(Figure dataset records)
## Start
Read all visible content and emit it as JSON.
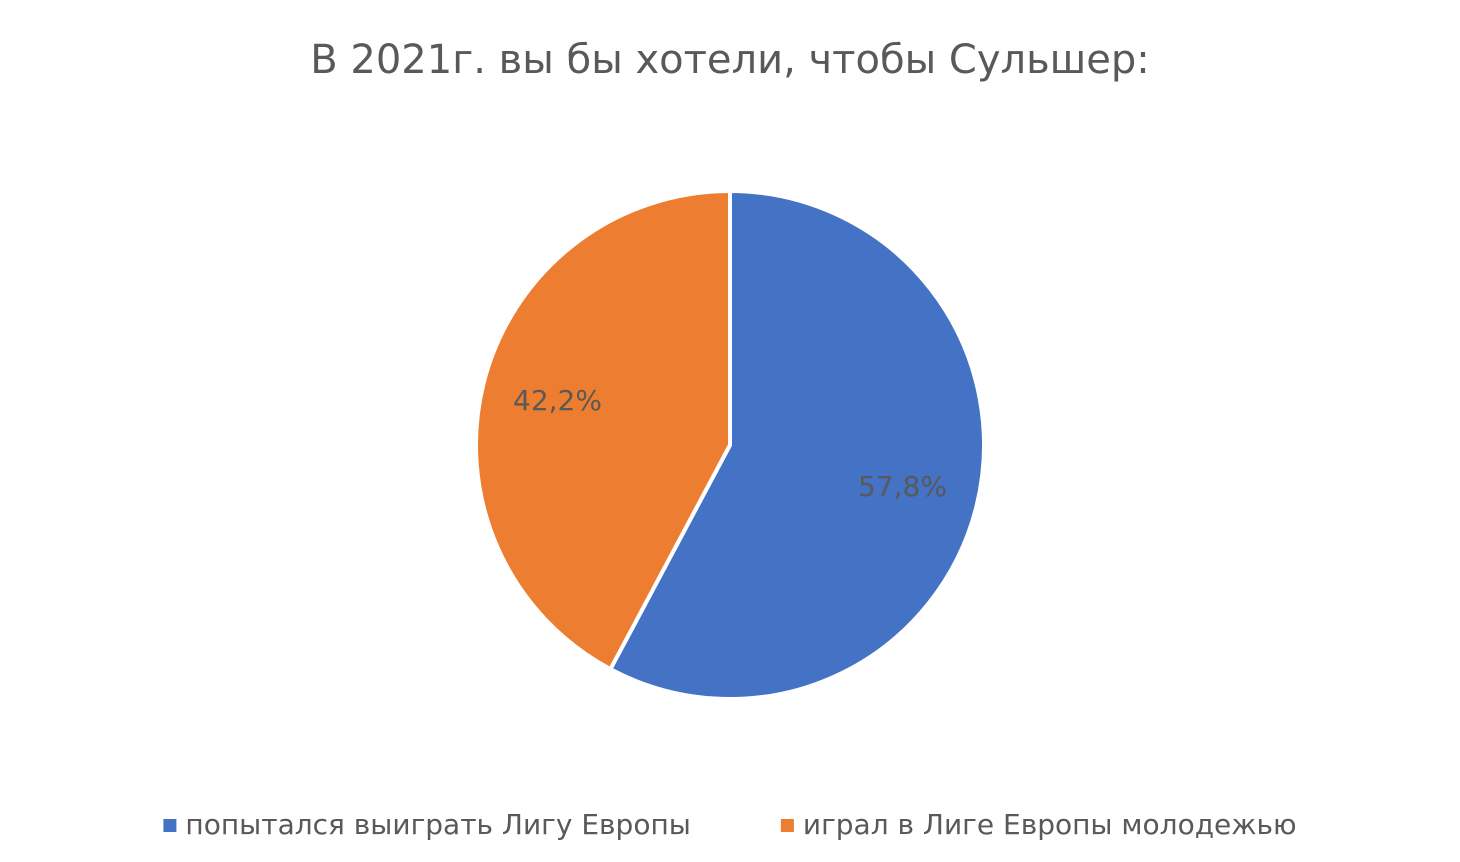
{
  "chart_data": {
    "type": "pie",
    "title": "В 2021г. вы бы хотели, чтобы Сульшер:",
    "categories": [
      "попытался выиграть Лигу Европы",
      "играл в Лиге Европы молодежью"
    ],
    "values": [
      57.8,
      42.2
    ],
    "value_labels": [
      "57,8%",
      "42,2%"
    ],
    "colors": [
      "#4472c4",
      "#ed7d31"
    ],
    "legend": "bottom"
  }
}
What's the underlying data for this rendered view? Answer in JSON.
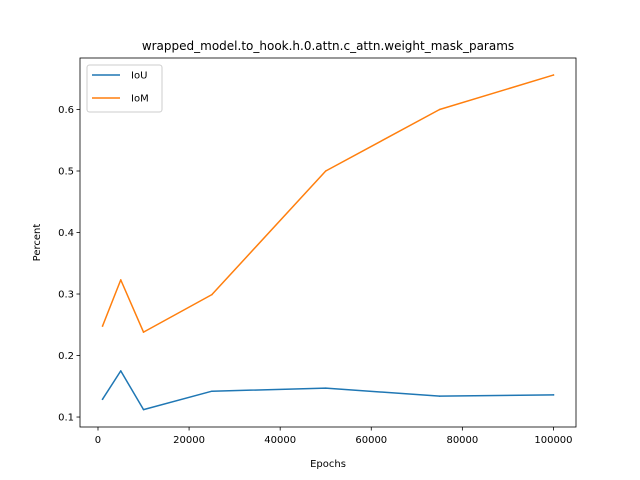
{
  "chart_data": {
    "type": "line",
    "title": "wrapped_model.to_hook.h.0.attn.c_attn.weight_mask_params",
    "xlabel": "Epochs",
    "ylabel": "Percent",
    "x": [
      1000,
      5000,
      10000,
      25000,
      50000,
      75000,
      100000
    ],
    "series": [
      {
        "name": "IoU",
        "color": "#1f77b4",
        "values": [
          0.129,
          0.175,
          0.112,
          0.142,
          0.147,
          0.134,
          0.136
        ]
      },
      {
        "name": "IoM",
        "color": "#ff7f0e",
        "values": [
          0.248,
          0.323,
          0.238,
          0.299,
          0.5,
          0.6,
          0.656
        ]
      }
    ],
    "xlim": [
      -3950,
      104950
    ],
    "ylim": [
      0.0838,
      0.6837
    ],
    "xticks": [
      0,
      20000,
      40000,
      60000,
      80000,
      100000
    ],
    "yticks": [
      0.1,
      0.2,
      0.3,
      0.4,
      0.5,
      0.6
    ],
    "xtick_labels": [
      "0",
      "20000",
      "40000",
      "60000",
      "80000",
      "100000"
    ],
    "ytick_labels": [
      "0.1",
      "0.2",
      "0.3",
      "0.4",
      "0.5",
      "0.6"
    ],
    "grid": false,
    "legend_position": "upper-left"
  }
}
## End
**Exercise objective**
Apart from the pictures, the entries above are to be repeated in full and exactly.

**Full response**
Read all visible content and emit it as JSON.
{
  "chart_data": {
    "type": "pie",
    "title": "В 2021г. вы бы хотели, чтобы Сульшер:",
    "categories": [
      "попытался выиграть Лигу Европы",
      "играл в Лиге Европы молодежью"
    ],
    "values": [
      57.8,
      42.2
    ],
    "value_labels": [
      "57,8%",
      "42,2%"
    ],
    "colors": [
      "#4472c4",
      "#ed7d31"
    ],
    "legend": "bottom"
  }
}
What's the underlying data for this rendered view? Answer in JSON.
{
  "chart_data": {
    "type": "line",
    "title": "wrapped_model.to_hook.h.0.attn.c_attn.weight_mask_params",
    "xlabel": "Epochs",
    "ylabel": "Percent",
    "x": [
      1000,
      5000,
      10000,
      25000,
      50000,
      75000,
      100000
    ],
    "series": [
      {
        "name": "IoU",
        "color": "#1f77b4",
        "values": [
          0.129,
          0.175,
          0.112,
          0.142,
          0.147,
          0.134,
          0.136
        ]
      },
      {
        "name": "IoM",
        "color": "#ff7f0e",
        "values": [
          0.248,
          0.323,
          0.238,
          0.299,
          0.5,
          0.6,
          0.656
        ]
      }
    ],
    "xlim": [
      -3950,
      104950
    ],
    "ylim": [
      0.0838,
      0.6837
    ],
    "xticks": [
      0,
      20000,
      40000,
      60000,
      80000,
      100000
    ],
    "yticks": [
      0.1,
      0.2,
      0.3,
      0.4,
      0.5,
      0.6
    ],
    "xtick_labels": [
      "0",
      "20000",
      "40000",
      "60000",
      "80000",
      "100000"
    ],
    "ytick_labels": [
      "0.1",
      "0.2",
      "0.3",
      "0.4",
      "0.5",
      "0.6"
    ],
    "grid": false,
    "legend_position": "upper-left"
  }
}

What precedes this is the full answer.